» Task details
All of the material below is to be returned exactly.

[Given data start]

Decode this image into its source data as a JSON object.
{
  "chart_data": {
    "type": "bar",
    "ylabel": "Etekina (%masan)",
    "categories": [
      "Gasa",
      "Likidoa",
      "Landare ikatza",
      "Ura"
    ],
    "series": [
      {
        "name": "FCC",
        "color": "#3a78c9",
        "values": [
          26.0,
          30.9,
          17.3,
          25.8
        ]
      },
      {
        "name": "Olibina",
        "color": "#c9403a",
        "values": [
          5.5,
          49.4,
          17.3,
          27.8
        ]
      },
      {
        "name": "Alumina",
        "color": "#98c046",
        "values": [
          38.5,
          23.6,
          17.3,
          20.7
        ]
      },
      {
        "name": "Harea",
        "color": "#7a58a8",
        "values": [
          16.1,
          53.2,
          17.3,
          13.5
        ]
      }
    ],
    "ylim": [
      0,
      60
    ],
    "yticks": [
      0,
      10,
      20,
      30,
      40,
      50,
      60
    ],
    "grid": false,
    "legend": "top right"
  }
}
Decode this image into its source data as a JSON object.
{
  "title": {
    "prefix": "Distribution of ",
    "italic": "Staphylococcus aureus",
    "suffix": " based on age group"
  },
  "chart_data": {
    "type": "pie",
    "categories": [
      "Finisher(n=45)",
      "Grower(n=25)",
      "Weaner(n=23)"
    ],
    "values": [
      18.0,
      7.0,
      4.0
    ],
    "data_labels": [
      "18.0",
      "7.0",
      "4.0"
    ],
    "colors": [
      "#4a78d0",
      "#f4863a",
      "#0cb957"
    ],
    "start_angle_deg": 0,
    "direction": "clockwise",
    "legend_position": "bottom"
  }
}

[Given data end]

» Output of the task
Decode this image into its source data as a JSON object.
{
  "chart_data": {
    "type": "bar",
    "ylabel": "Etekina (%masan)",
    "categories": [
      "Gasa",
      "Likidoa",
      "Landare ikatza",
      "Ura"
    ],
    "series": [
      {
        "name": "FCC",
        "color": "#3a78c9",
        "values": [
          26.0,
          30.9,
          17.3,
          25.8
        ]
      },
      {
        "name": "Olibina",
        "color": "#c9403a",
        "values": [
          5.5,
          49.4,
          17.3,
          27.8
        ]
      },
      {
        "name": "Alumina",
        "color": "#98c046",
        "values": [
          38.5,
          23.6,
          17.3,
          20.7
        ]
      },
      {
        "name": "Harea",
        "color": "#7a58a8",
        "values": [
          16.1,
          53.2,
          17.3,
          13.5
        ]
      }
    ],
    "ylim": [
      0,
      60
    ],
    "yticks": [
      0,
      10,
      20,
      30,
      40,
      50,
      60
    ],
    "grid": false,
    "legend": "top right"
  }
}
Decode this image into its source data as a JSON object.
{
  "title": {
    "prefix": "Distribution of ",
    "italic": "Staphylococcus aureus",
    "suffix": " based on age group"
  },
  "chart_data": {
    "type": "pie",
    "categories": [
      "Finisher(n=45)",
      "Grower(n=25)",
      "Weaner(n=23)"
    ],
    "values": [
      18.0,
      7.0,
      4.0
    ],
    "data_labels": [
      "18.0",
      "7.0",
      "4.0"
    ],
    "colors": [
      "#4a78d0",
      "#f4863a",
      "#0cb957"
    ],
    "start_angle_deg": 0,
    "direction": "clockwise",
    "legend_position": "bottom"
  }
}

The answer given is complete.